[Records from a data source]
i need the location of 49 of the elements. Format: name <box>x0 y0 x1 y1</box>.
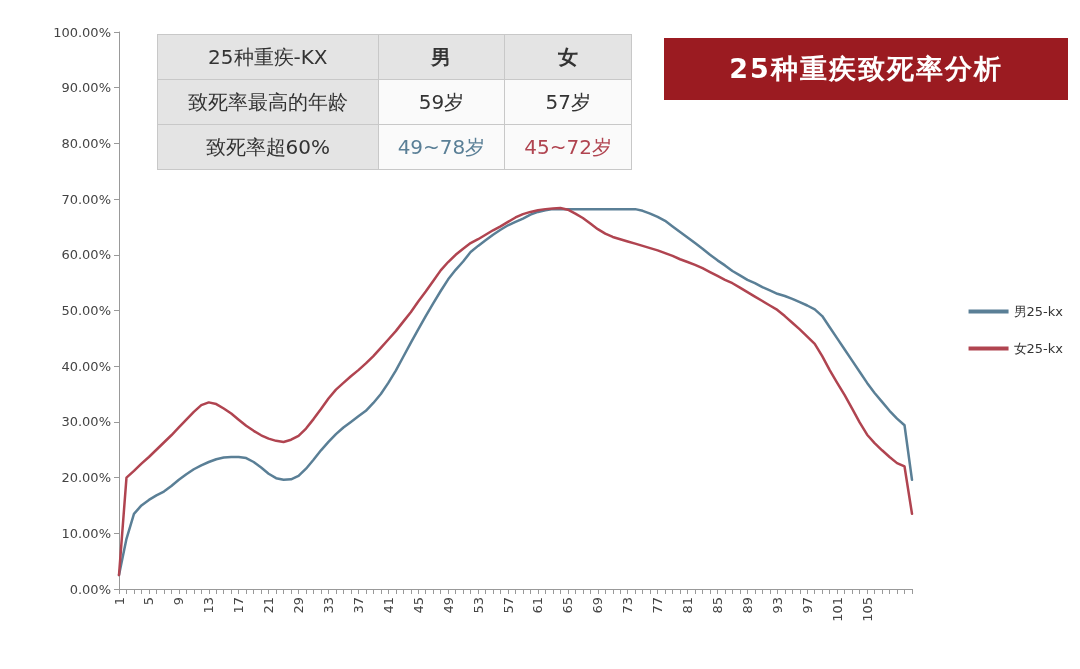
y-tick-label: 50.00% <box>61 303 111 318</box>
annotation: 男 <box>378 34 505 80</box>
x-tick-label: 49 <box>440 597 456 614</box>
x-tick-label: 77 <box>650 597 666 614</box>
y-tick-label: 60.00% <box>61 247 111 263</box>
y-tick-label: 10.00% <box>61 525 111 541</box>
y-tick-label: 70.00% <box>61 191 111 207</box>
y-tick-label: 90.00% <box>61 80 111 96</box>
x-tick-label: 65 <box>560 597 576 614</box>
x-tick-label: 53 <box>470 597 486 614</box>
y-tick-label: 0.00% <box>69 581 111 597</box>
title-banner: 25种重疾致死率分析 <box>664 38 1068 100</box>
x-tick-label: 17 <box>231 597 247 614</box>
y-tick-label: 80.00% <box>61 135 111 151</box>
x-tick-label: 33 <box>320 597 336 614</box>
x-tick-label: 29 <box>291 597 307 614</box>
x-tick-label: 5 <box>141 597 157 606</box>
x-tick-label: 73 <box>620 597 636 614</box>
annotation: 致死率超60% <box>157 124 379 170</box>
x-tick-label: 89 <box>739 597 755 614</box>
x-tick-label: 69 <box>590 597 606 614</box>
annotation: 25种重疾-KX <box>157 34 379 80</box>
x-tick-label: 21 <box>261 597 277 614</box>
legend-label: 女25-kx <box>1013 341 1064 356</box>
annotation: 女 <box>504 34 632 80</box>
annotation: 45~72岁 <box>504 124 632 170</box>
x-tick-label: 9 <box>171 597 187 606</box>
x-tick-label: 93 <box>769 597 785 614</box>
y-tick-label: 40.00% <box>61 358 111 374</box>
x-tick-label: 85 <box>709 597 725 614</box>
legend-label: 男25-kx <box>1013 304 1064 319</box>
x-tick-label: 101 <box>829 597 845 622</box>
x-tick-label: 97 <box>799 597 815 614</box>
x-tick-label: 37 <box>350 597 366 614</box>
x-tick-label: 1 <box>111 597 127 606</box>
x-tick-label: 105 <box>859 597 875 622</box>
x-tick-label: 41 <box>380 597 396 614</box>
x-tick-label: 45 <box>410 597 426 614</box>
y-tick-label: 30.00% <box>61 414 111 430</box>
x-tick-label: 61 <box>530 597 546 614</box>
x-tick-label: 57 <box>500 597 516 614</box>
annotation: 致死率最高的年龄 <box>157 79 379 125</box>
y-tick-label: 20.00% <box>61 470 111 486</box>
annotation: 57岁 <box>504 79 632 125</box>
x-tick-label: 13 <box>201 597 217 614</box>
y-tick-label: 100.00% <box>53 24 111 40</box>
annotation: 49~78岁 <box>378 124 505 170</box>
annotation: 59岁 <box>378 79 505 125</box>
x-tick-label: 81 <box>680 597 696 614</box>
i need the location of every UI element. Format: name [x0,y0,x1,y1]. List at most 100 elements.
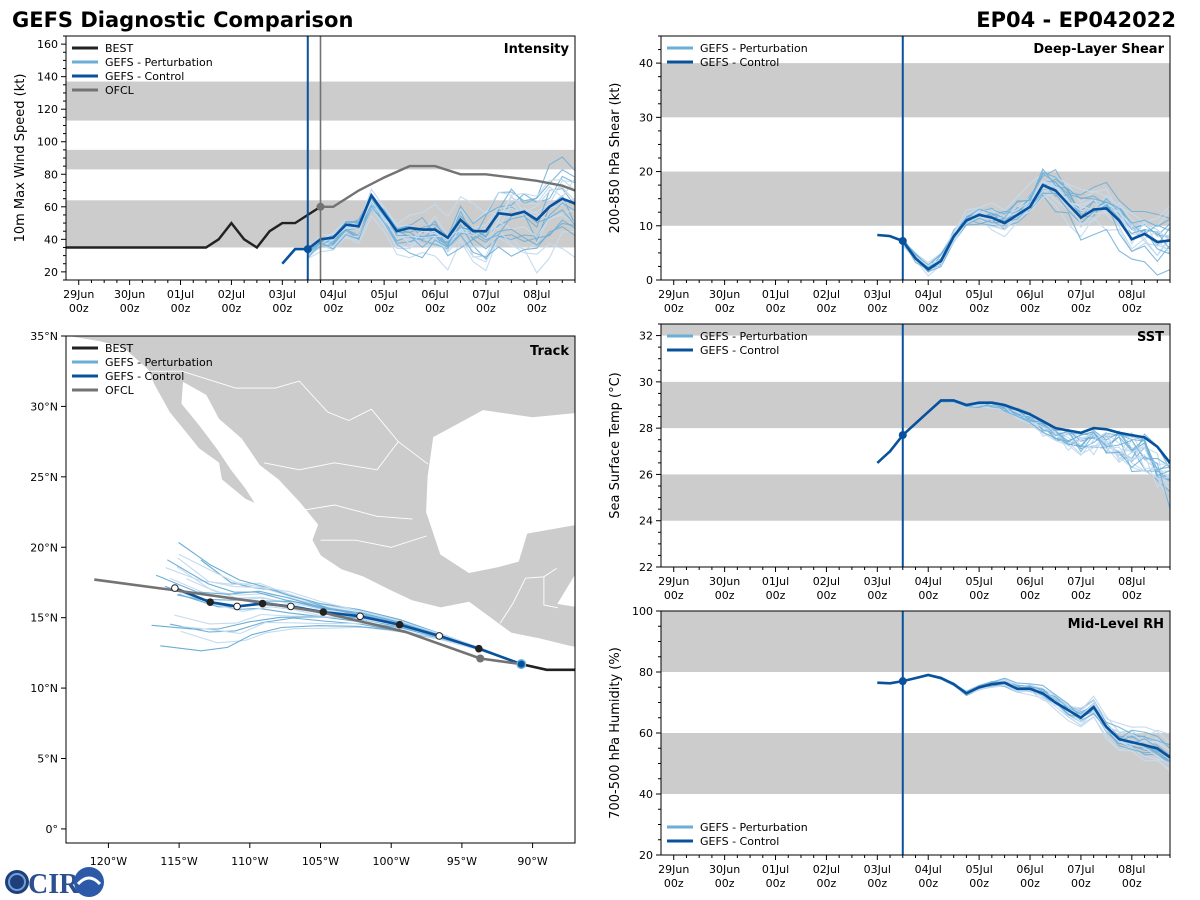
x-tick-day-label: 05Jul [965,863,992,876]
control-track-point [287,602,295,611]
rh-panel-title: Mid-Level RH [1068,617,1164,632]
x-tick-day-label: 30Jun [709,863,740,876]
x-tick-hour-label: 00z [1122,302,1142,315]
logo-ring-icon [8,873,26,891]
x-tick-hour-label: 00z [527,302,547,315]
x-tick-hour-label: 00z [918,589,938,602]
y-tick-label: 40 [639,57,653,70]
x-tick-day-label: 01Jul [167,288,194,301]
x-tick-day-label: 29Jun [658,575,689,588]
x-tick-day-label: 02Jul [813,288,840,301]
intensity-series-ofcl [320,164,575,209]
y-tick-label: 40 [44,233,58,246]
storm-id: EP04 - EP042022 [976,8,1176,32]
x-tick-hour-label: 00z [664,877,684,890]
x-tick-hour-label: 00z [867,877,887,890]
y-tick-label: 10°N [30,682,58,695]
y-tick-label: 60 [44,201,58,214]
x-tick-day-label: 30Jun [709,575,740,588]
x-tick-day-label: 06Jul [1016,288,1043,301]
y-tick-label: 40 [639,788,653,801]
track-perturbation-member [178,553,522,665]
control-track-point [206,598,215,606]
shear-shaded-band [661,63,1170,118]
intensity-panel: 29Jun00z30Jun00z01Jul00z02Jul00z03Jul00z… [13,35,576,315]
x-tick-hour-label: 00z [817,302,837,315]
x-tick-day-label: 04Jul [915,288,942,301]
x-tick-hour-label: 00z [1020,877,1040,890]
track-series-best [521,662,575,672]
y-tick-label: 10 [639,220,653,233]
country-border [292,504,413,520]
y-tick-label: 20°N [30,541,58,554]
track-perturbation-member [160,625,522,665]
intensity-perturbation-member [307,186,575,257]
x-tick-day-label: 29Jun [658,863,689,876]
track-panel-title: Track [530,344,569,359]
x-tick-day-label: 03Jul [864,575,891,588]
x-tick-hour-label: 00z [1071,877,1091,890]
y-tick-label: 80 [44,168,58,181]
y-tick-label: 22 [639,561,653,574]
x-tick-day-label: 02Jul [218,288,245,301]
x-tick-day-label: 06Jul [421,288,448,301]
x-tick-label: 90°W [517,855,547,868]
intensity-perturbation-member [307,198,575,259]
x-tick-hour-label: 00z [222,302,242,315]
intensity-perturbation-member [307,205,575,259]
x-tick-hour-label: 00z [817,877,837,890]
x-tick-hour-label: 00z [766,589,786,602]
sst-series-gefs-control [876,399,1170,464]
x-tick-day-label: 29Jun [63,288,94,301]
shear-perturbation-member [902,172,1170,266]
x-tick-day-label: 30Jun [114,288,145,301]
intensity-panel-title: Intensity [504,42,570,57]
control-track-point [435,632,444,640]
x-tick-label: 95°W [447,855,477,868]
country-border [149,370,429,465]
legend-label: GEFS - Control [105,70,184,83]
y-tick-label: 5°N [37,753,58,766]
y-tick-label: 30 [639,376,653,389]
x-tick-hour-label: 00z [918,302,938,315]
x-tick-day-label: 07Jul [1067,575,1094,588]
shear-panel: 29Jun00z30Jun00z01Jul00z02Jul00z03Jul00z… [608,35,1171,315]
x-tick-label: 105°W [302,855,339,868]
legend-label: OFCL [105,384,135,397]
x-tick-hour-label: 00z [171,302,191,315]
country-border [320,535,427,548]
x-tick-hour-label: 00z [1071,589,1091,602]
x-tick-hour-label: 00z [272,302,292,315]
shear-y-axis-label: 200-850 hPa Shear (kt) [608,83,623,234]
x-tick-hour-label: 00z [69,302,89,315]
rh-series-gefs-control [877,673,1170,759]
track-init-point [517,660,525,668]
track-perturbation-member [169,617,522,665]
rh-shaded-band [661,611,1170,672]
x-tick-hour-label: 00z [664,302,684,315]
x-tick-hour-label: 00z [1020,302,1040,315]
x-tick-hour-label: 00z [817,589,837,602]
x-tick-day-label: 07Jul [1067,863,1094,876]
y-tick-label: 35°N [30,330,58,343]
x-tick-day-label: 04Jul [320,288,347,301]
x-tick-hour-label: 00z [374,302,394,315]
intensity-perturbation-member [307,175,575,257]
x-tick-hour-label: 00z [867,302,887,315]
intensity-series-best [66,205,322,250]
x-tick-day-label: 03Jul [864,288,891,301]
x-tick-day-label: 29Jun [658,288,689,301]
x-tick-hour-label: 00z [918,877,938,890]
x-tick-hour-label: 00z [715,877,735,890]
control-track-point [356,612,364,621]
control-track-point [475,644,483,653]
x-tick-hour-label: 00z [323,302,343,315]
x-tick-day-label: 01Jul [762,863,789,876]
legend-label: GEFS - Perturbation [105,56,213,69]
legend-label: GEFS - Control [105,370,184,383]
legend-label: BEST [105,42,133,55]
y-tick-label: 20 [639,166,653,179]
intensity-perturbation-member [307,198,575,254]
legend-label: GEFS - Perturbation [105,356,213,369]
x-tick-hour-label: 00z [425,302,445,315]
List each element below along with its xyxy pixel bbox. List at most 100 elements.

Task statement
Find every line in the records above that contains the string "shaded", matching case, and copy each of those lines.

Result of the exercise
shear-shaded-band [661,63,1170,118]
rh-shaded-band [661,611,1170,672]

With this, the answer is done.